[Task] Extract all lines that hold the string "target".
---------- Materials provided ----------
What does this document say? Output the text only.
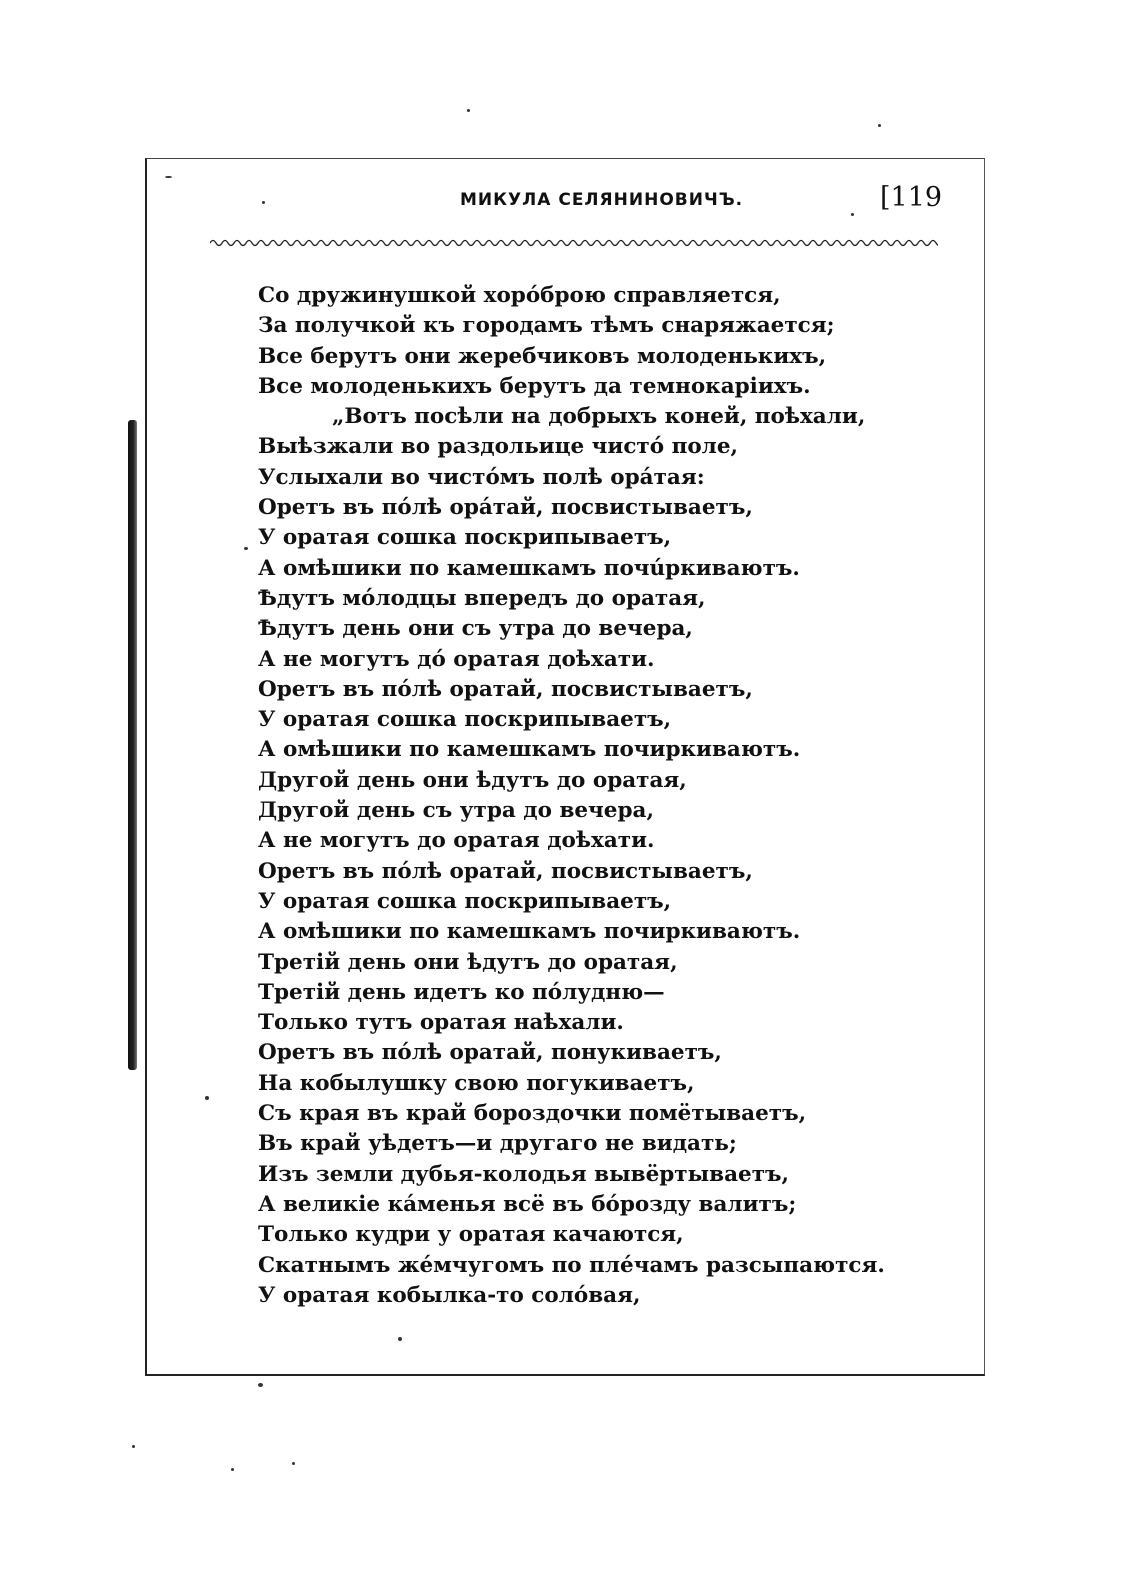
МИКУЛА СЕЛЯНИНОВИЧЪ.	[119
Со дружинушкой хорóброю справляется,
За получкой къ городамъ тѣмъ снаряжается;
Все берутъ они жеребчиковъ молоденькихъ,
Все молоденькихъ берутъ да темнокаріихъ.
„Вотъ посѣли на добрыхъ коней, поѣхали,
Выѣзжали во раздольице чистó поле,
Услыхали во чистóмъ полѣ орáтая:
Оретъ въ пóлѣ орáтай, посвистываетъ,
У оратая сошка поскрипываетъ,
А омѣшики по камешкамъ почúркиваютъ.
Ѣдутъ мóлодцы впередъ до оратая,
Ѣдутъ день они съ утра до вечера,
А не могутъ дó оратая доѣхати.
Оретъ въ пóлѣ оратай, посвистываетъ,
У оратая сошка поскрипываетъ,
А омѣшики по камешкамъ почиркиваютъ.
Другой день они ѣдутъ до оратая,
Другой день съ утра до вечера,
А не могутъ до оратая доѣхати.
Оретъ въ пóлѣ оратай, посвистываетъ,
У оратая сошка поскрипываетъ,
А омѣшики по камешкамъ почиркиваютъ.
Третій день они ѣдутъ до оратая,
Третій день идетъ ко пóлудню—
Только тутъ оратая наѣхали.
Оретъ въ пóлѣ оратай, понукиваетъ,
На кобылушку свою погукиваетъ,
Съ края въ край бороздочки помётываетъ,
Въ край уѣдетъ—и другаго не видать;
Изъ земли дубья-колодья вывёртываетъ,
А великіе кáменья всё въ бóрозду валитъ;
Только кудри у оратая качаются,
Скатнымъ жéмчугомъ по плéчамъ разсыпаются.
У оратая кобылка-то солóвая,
----------
---------- Materials provided ----------
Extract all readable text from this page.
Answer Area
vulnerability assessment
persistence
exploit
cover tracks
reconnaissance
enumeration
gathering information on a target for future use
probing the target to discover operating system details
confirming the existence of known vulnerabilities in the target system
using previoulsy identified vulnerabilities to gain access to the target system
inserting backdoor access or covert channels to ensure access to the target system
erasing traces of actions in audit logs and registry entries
----------
[Answer below]
gathering information on a target for future use
probing the target to discover operating system details
confirming the existence of known vulnerabilities in the target system
using previoulsy identified vulnerabilities to gain access to the target system
inserting backdoor access or covert channels to ensure access to the target system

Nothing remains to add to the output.